Problem to solve
Please give the listing again, word for word, with nothing left out.

Supplied material
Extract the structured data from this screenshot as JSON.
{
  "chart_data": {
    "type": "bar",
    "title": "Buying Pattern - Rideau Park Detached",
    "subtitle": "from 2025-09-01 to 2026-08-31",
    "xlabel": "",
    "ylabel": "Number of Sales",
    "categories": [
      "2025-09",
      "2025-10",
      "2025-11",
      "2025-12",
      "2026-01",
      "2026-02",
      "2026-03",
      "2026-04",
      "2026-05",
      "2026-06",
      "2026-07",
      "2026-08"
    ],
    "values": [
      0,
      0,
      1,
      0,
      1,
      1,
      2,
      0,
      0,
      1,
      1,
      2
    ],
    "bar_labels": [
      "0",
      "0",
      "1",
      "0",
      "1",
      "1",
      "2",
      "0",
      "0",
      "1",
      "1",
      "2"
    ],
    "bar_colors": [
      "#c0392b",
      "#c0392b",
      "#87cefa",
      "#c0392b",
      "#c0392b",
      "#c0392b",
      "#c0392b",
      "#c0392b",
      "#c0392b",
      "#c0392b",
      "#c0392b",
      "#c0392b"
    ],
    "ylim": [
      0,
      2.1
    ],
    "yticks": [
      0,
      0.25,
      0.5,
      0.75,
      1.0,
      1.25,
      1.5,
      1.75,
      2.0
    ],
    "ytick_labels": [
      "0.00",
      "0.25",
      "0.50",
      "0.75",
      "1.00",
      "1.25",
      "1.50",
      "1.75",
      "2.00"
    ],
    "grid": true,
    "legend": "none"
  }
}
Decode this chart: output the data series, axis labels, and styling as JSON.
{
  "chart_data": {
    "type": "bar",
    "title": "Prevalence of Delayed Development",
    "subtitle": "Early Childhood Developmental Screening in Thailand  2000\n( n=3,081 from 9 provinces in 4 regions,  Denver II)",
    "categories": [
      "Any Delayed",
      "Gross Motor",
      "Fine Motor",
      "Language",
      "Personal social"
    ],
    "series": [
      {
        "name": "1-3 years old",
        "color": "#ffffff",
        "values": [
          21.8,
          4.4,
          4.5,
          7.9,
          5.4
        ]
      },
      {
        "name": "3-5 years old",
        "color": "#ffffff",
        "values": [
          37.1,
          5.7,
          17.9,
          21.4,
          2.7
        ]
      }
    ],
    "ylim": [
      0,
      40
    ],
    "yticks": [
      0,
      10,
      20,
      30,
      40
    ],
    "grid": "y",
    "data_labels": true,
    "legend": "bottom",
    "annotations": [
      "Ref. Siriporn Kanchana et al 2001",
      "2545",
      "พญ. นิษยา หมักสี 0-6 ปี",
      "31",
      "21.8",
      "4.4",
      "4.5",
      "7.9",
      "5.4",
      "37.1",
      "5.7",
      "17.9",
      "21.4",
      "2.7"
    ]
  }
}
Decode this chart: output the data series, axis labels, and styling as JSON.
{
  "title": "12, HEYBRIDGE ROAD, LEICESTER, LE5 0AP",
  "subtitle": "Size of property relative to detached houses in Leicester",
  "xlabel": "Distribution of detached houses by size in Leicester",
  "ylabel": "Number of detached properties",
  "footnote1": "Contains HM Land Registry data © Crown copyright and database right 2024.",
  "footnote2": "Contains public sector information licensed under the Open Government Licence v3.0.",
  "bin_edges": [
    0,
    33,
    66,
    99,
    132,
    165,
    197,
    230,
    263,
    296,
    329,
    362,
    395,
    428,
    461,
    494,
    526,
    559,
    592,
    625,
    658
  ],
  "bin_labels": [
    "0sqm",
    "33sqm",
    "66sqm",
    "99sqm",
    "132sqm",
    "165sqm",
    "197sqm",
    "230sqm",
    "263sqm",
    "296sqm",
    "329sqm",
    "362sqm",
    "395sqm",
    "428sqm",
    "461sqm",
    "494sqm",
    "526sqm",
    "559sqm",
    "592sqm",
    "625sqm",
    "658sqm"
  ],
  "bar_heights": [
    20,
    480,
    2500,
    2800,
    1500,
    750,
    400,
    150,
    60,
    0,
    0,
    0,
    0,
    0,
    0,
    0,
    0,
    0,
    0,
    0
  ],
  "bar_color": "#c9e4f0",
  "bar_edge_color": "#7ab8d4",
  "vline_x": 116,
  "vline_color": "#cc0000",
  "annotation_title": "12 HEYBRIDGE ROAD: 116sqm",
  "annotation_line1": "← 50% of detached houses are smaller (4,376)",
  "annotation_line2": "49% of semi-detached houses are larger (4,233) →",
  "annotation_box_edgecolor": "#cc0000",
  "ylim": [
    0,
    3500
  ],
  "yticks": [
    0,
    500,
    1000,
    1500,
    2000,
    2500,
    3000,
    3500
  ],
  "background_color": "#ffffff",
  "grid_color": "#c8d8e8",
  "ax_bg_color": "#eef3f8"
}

Task solution
Extract the structured data from this screenshot as JSON.
{
  "chart_data": {
    "type": "bar",
    "title": "Buying Pattern - Rideau Park Detached",
    "subtitle": "from 2025-09-01 to 2026-08-31",
    "xlabel": "",
    "ylabel": "Number of Sales",
    "categories": [
      "2025-09",
      "2025-10",
      "2025-11",
      "2025-12",
      "2026-01",
      "2026-02",
      "2026-03",
      "2026-04",
      "2026-05",
      "2026-06",
      "2026-07",
      "2026-08"
    ],
    "values": [
      0,
      0,
      1,
      0,
      1,
      1,
      2,
      0,
      0,
      1,
      1,
      2
    ],
    "bar_labels": [
      "0",
      "0",
      "1",
      "0",
      "1",
      "1",
      "2",
      "0",
      "0",
      "1",
      "1",
      "2"
    ],
    "bar_colors": [
      "#c0392b",
      "#c0392b",
      "#87cefa",
      "#c0392b",
      "#c0392b",
      "#c0392b",
      "#c0392b",
      "#c0392b",
      "#c0392b",
      "#c0392b",
      "#c0392b",
      "#c0392b"
    ],
    "ylim": [
      0,
      2.1
    ],
    "yticks": [
      0,
      0.25,
      0.5,
      0.75,
      1.0,
      1.25,
      1.5,
      1.75,
      2.0
    ],
    "ytick_labels": [
      "0.00",
      "0.25",
      "0.50",
      "0.75",
      "1.00",
      "1.25",
      "1.50",
      "1.75",
      "2.00"
    ],
    "grid": true,
    "legend": "none"
  }
}
Decode this chart: output the data series, axis labels, and styling as JSON.
{
  "chart_data": {
    "type": "bar",
    "title": "Prevalence of Delayed Development",
    "subtitle": "Early Childhood Developmental Screening in Thailand  2000\n( n=3,081 from 9 provinces in 4 regions,  Denver II)",
    "categories": [
      "Any Delayed",
      "Gross Motor",
      "Fine Motor",
      "Language",
      "Personal social"
    ],
    "series": [
      {
        "name": "1-3 years old",
        "color": "#ffffff",
        "values": [
          21.8,
          4.4,
          4.5,
          7.9,
          5.4
        ]
      },
      {
        "name": "3-5 years old",
        "color": "#ffffff",
        "values": [
          37.1,
          5.7,
          17.9,
          21.4,
          2.7
        ]
      }
    ],
    "ylim": [
      0,
      40
    ],
    "yticks": [
      0,
      10,
      20,
      30,
      40
    ],
    "grid": "y",
    "data_labels": true,
    "legend": "bottom",
    "annotations": [
      "Ref. Siriporn Kanchana et al 2001",
      "2545",
      "พญ. นิษยา หมักสี 0-6 ปี",
      "31",
      "21.8",
      "4.4",
      "4.5",
      "7.9",
      "5.4",
      "37.1",
      "5.7",
      "17.9",
      "21.4",
      "2.7"
    ]
  }
}
Decode this chart: output the data series, axis labels, and styling as JSON.
{
  "title": "12, HEYBRIDGE ROAD, LEICESTER, LE5 0AP",
  "subtitle": "Size of property relative to detached houses in Leicester",
  "xlabel": "Distribution of detached houses by size in Leicester",
  "ylabel": "Number of detached properties",
  "footnote1": "Contains HM Land Registry data © Crown copyright and database right 2024.",
  "footnote2": "Contains public sector information licensed under the Open Government Licence v3.0.",
  "bin_edges": [
    0,
    33,
    66,
    99,
    132,
    165,
    197,
    230,
    263,
    296,
    329,
    362,
    395,
    428,
    461,
    494,
    526,
    559,
    592,
    625,
    658
  ],
  "bin_labels": [
    "0sqm",
    "33sqm",
    "66sqm",
    "99sqm",
    "132sqm",
    "165sqm",
    "197sqm",
    "230sqm",
    "263sqm",
    "296sqm",
    "329sqm",
    "362sqm",
    "395sqm",
    "428sqm",
    "461sqm",
    "494sqm",
    "526sqm",
    "559sqm",
    "592sqm",
    "625sqm",
    "658sqm"
  ],
  "bar_heights": [
    20,
    480,
    2500,
    2800,
    1500,
    750,
    400,
    150,
    60,
    0,
    0,
    0,
    0,
    0,
    0,
    0,
    0,
    0,
    0,
    0
  ],
  "bar_color": "#c9e4f0",
  "bar_edge_color": "#7ab8d4",
  "vline_x": 116,
  "vline_color": "#cc0000",
  "annotation_title": "12 HEYBRIDGE ROAD: 116sqm",
  "annotation_line1": "← 50% of detached houses are smaller (4,376)",
  "annotation_line2": "49% of semi-detached houses are larger (4,233) →",
  "annotation_box_edgecolor": "#cc0000",
  "ylim": [
    0,
    3500
  ],
  "yticks": [
    0,
    500,
    1000,
    1500,
    2000,
    2500,
    3000,
    3500
  ],
  "background_color": "#ffffff",
  "grid_color": "#c8d8e8",
  "ax_bg_color": "#eef3f8"
}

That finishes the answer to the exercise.